• [GIVEN PROBLEM]:
Which lines in the records below contain the word "resistive"? Copy each one out.

[Dataset items]
*-*-*

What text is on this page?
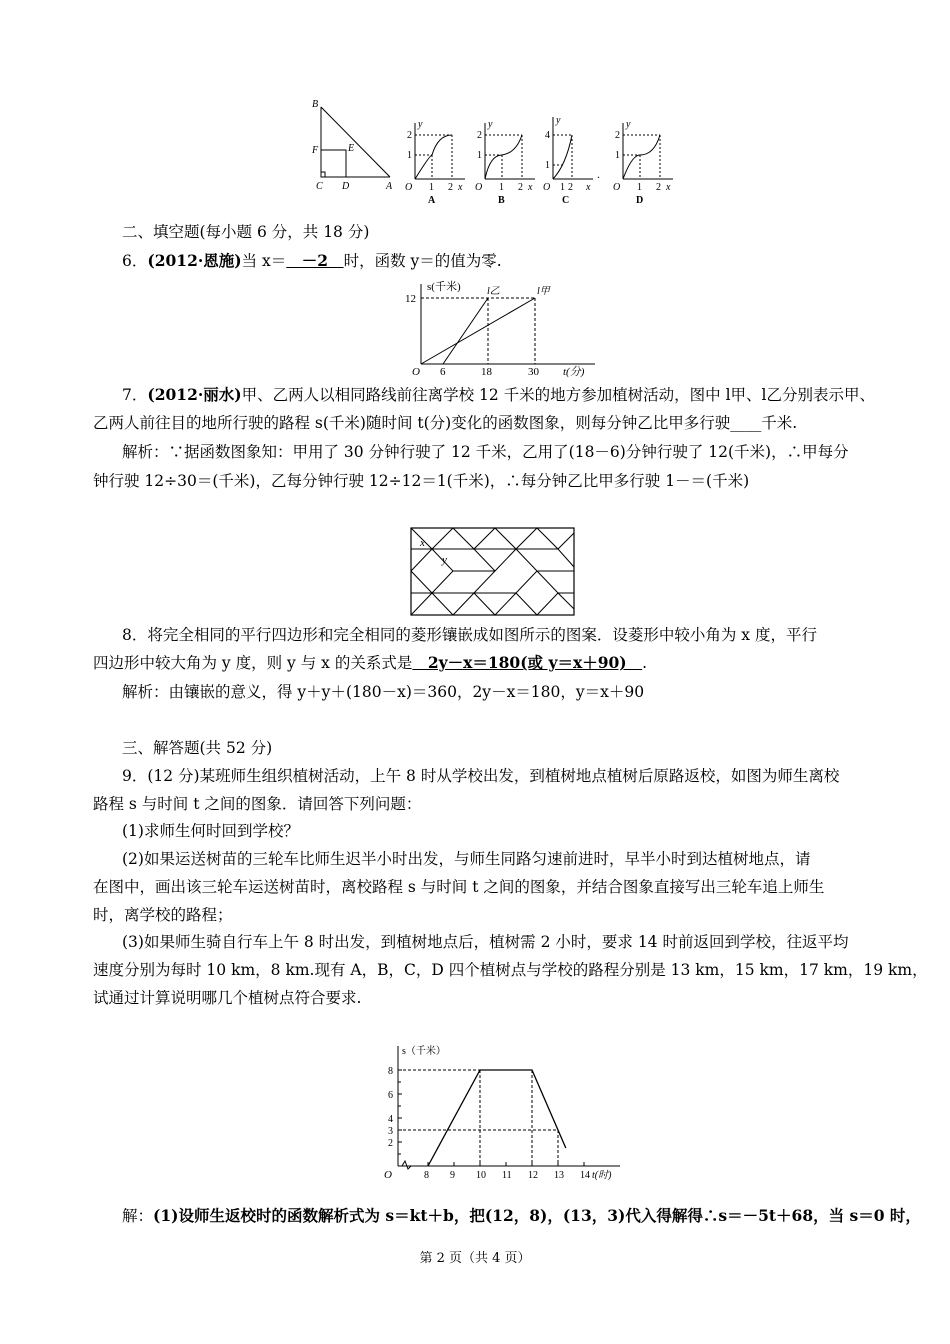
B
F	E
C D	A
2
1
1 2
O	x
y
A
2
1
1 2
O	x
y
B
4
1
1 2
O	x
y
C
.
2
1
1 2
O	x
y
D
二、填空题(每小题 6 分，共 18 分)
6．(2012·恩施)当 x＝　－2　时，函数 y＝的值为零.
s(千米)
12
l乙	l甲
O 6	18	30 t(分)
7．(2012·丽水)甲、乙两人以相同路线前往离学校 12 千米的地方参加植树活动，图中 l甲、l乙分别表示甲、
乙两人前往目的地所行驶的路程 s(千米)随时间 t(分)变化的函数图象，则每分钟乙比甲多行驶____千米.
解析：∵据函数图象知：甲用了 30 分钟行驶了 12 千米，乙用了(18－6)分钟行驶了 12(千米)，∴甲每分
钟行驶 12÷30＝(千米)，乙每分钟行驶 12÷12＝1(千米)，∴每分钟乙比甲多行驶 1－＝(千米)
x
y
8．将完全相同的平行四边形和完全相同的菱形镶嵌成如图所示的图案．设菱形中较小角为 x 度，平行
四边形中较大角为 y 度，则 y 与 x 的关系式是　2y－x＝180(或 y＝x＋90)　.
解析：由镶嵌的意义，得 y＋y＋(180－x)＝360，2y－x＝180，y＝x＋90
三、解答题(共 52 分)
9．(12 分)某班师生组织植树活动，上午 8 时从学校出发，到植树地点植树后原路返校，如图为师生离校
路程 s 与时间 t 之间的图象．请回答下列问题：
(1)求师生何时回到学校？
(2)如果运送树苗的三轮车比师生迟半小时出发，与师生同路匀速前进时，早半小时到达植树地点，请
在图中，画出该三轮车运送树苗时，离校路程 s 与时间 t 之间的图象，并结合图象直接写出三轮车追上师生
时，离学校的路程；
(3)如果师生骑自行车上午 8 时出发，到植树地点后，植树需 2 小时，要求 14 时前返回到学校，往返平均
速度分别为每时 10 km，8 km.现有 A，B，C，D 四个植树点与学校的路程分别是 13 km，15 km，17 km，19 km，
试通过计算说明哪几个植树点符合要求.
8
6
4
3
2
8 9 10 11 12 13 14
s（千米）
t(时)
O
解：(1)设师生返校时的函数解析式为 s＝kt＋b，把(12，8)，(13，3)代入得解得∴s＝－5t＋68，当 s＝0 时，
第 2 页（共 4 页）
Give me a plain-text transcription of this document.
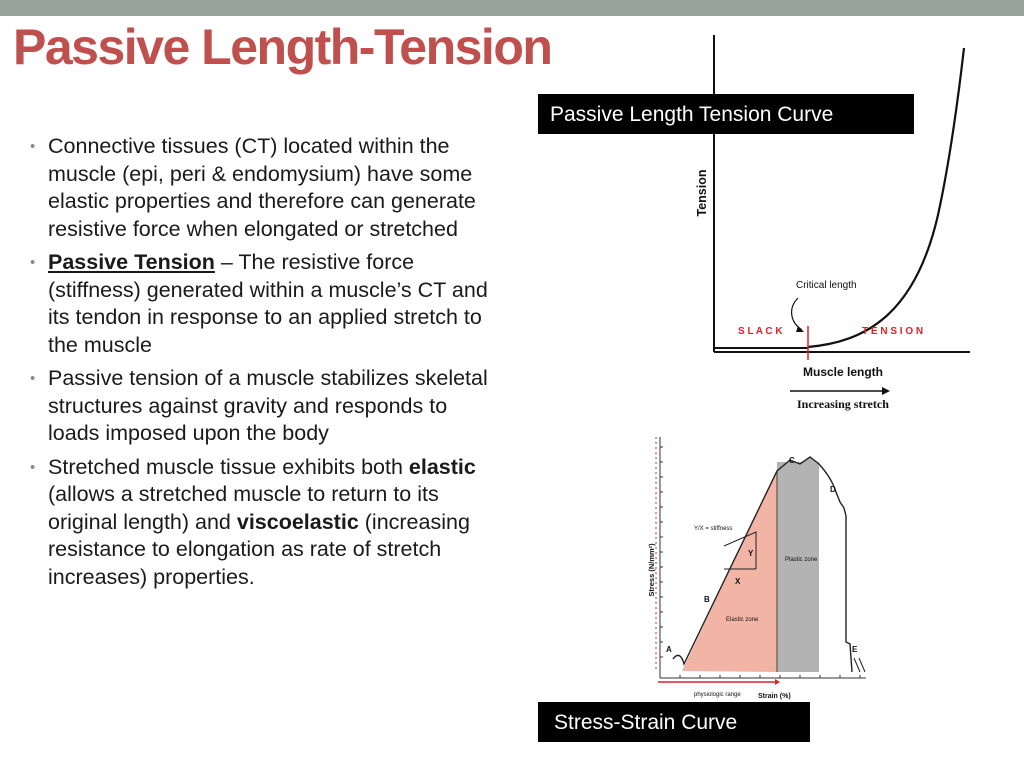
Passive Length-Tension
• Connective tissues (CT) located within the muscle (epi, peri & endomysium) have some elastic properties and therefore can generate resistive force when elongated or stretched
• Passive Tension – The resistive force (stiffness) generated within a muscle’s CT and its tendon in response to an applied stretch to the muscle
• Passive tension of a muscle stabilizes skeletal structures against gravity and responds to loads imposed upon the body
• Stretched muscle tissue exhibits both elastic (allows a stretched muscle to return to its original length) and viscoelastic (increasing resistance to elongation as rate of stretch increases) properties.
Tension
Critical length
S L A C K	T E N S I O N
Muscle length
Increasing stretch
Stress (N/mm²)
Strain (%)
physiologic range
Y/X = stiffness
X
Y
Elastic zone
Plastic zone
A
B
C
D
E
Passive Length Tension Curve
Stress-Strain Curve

*-*-*

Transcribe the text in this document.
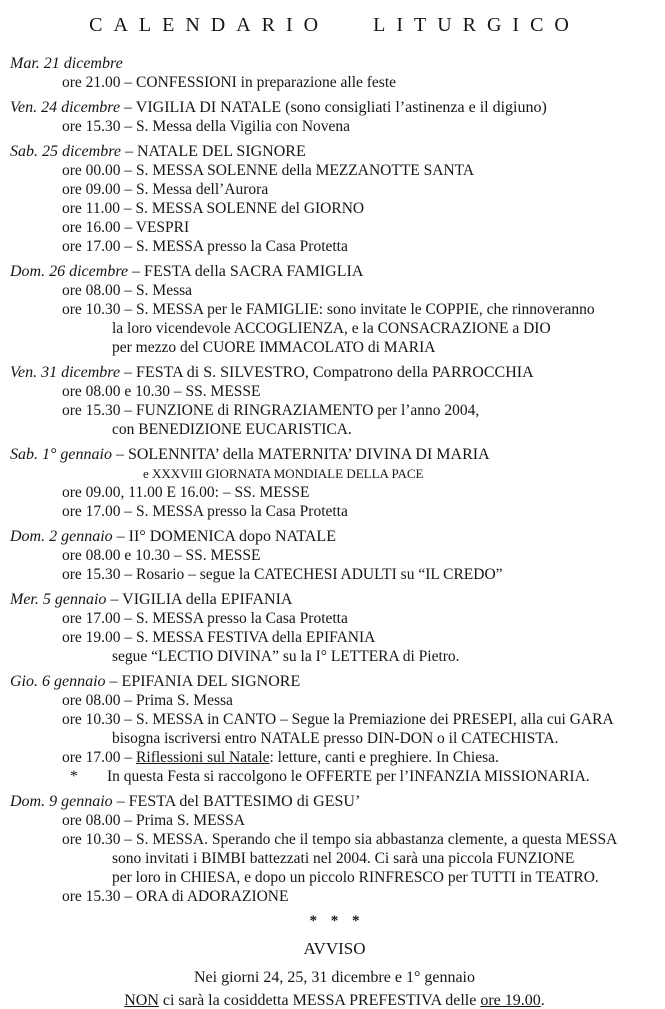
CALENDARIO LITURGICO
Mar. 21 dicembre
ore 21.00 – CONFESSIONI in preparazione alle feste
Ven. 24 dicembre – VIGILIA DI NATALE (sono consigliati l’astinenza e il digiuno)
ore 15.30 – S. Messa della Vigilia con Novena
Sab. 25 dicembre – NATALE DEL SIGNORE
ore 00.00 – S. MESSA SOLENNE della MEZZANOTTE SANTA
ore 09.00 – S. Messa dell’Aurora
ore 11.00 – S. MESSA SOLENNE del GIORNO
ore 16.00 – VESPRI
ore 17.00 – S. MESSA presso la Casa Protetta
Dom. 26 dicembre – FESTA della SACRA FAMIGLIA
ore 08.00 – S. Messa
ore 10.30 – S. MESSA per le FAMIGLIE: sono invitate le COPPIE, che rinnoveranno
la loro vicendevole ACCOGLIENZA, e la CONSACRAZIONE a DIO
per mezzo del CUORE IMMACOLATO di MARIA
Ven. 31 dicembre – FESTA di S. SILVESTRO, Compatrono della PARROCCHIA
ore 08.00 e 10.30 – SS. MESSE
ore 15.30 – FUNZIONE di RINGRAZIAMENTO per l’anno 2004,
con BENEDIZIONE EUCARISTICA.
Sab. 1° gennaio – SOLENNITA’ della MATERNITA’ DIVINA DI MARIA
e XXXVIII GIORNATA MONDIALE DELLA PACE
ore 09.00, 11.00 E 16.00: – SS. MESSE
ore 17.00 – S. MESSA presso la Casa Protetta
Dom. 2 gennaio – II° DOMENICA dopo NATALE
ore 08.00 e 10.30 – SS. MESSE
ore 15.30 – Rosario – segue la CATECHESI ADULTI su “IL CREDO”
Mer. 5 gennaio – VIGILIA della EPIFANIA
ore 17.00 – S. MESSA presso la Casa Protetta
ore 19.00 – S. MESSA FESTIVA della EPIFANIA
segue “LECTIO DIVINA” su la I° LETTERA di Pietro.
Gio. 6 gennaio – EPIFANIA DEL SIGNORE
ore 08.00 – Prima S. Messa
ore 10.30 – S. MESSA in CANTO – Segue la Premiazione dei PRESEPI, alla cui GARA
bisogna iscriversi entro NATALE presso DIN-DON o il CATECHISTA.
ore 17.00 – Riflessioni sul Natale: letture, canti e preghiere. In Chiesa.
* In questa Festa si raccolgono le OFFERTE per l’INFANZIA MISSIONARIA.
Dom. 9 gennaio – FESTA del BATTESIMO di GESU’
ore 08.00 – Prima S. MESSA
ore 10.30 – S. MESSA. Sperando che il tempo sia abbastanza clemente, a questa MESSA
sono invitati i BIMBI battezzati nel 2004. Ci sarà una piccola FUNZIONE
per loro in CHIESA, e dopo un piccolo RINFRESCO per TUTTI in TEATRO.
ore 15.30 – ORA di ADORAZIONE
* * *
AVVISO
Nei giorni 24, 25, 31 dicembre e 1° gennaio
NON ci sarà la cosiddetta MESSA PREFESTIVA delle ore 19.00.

*-*-*

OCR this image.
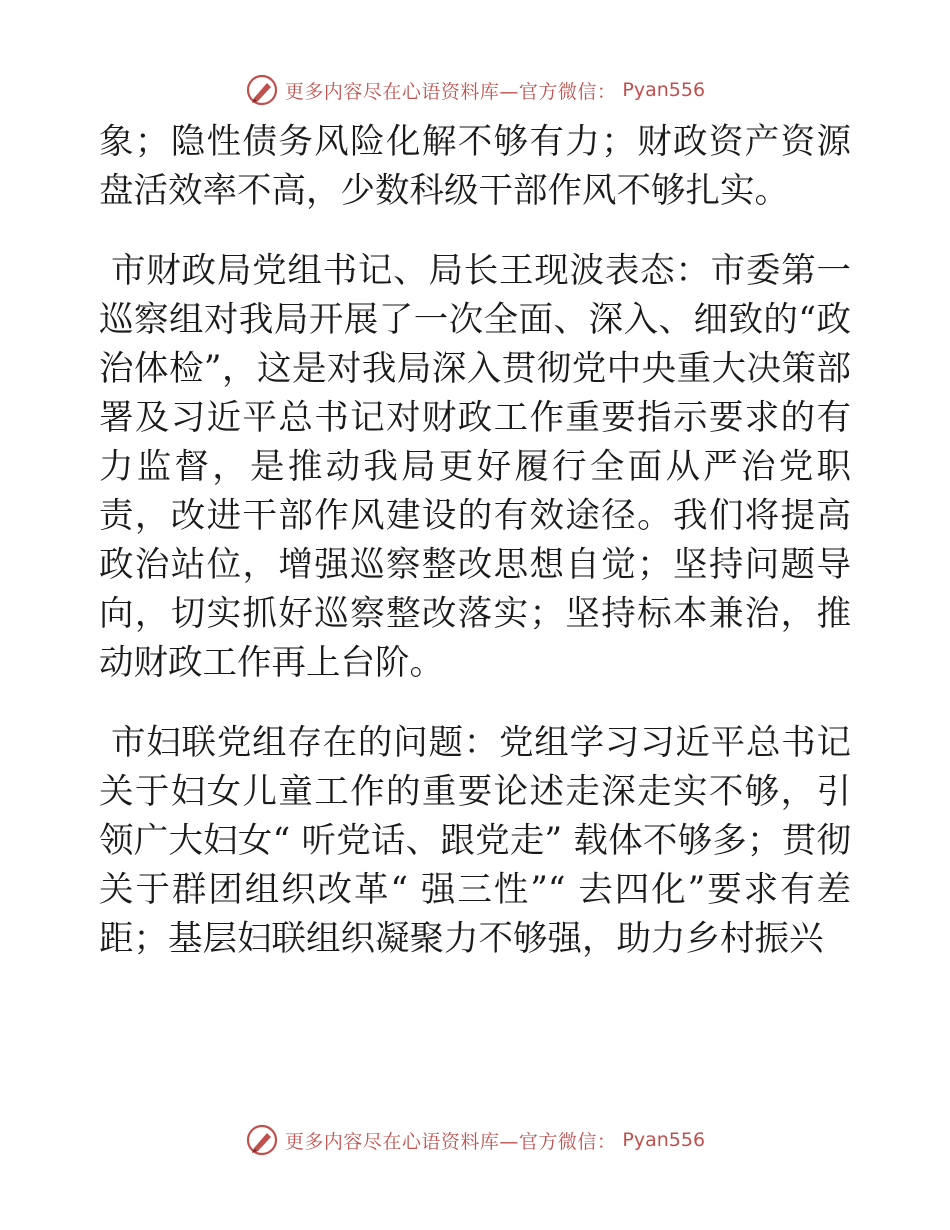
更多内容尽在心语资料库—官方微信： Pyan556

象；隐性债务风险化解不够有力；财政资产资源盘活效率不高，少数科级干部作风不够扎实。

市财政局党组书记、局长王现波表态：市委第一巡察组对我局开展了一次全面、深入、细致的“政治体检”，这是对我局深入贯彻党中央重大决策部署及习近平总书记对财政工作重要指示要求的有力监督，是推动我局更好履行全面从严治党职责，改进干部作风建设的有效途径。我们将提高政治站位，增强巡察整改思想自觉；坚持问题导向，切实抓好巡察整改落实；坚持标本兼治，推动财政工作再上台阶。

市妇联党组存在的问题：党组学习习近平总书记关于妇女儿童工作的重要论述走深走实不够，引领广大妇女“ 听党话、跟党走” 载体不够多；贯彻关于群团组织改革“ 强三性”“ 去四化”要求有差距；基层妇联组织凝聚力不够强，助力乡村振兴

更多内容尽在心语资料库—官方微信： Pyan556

*-*-*

• [RESPONSE TO THE TASK]:
• Connective tissues (CT) located within the muscle (epi, peri & endomysium) have some elastic properties and therefore can generate resistive force when elongated or stretched
• Passive Tension – The resistive force (stiffness) generated within a muscle’s CT and its tendon in response to an applied stretch to the muscle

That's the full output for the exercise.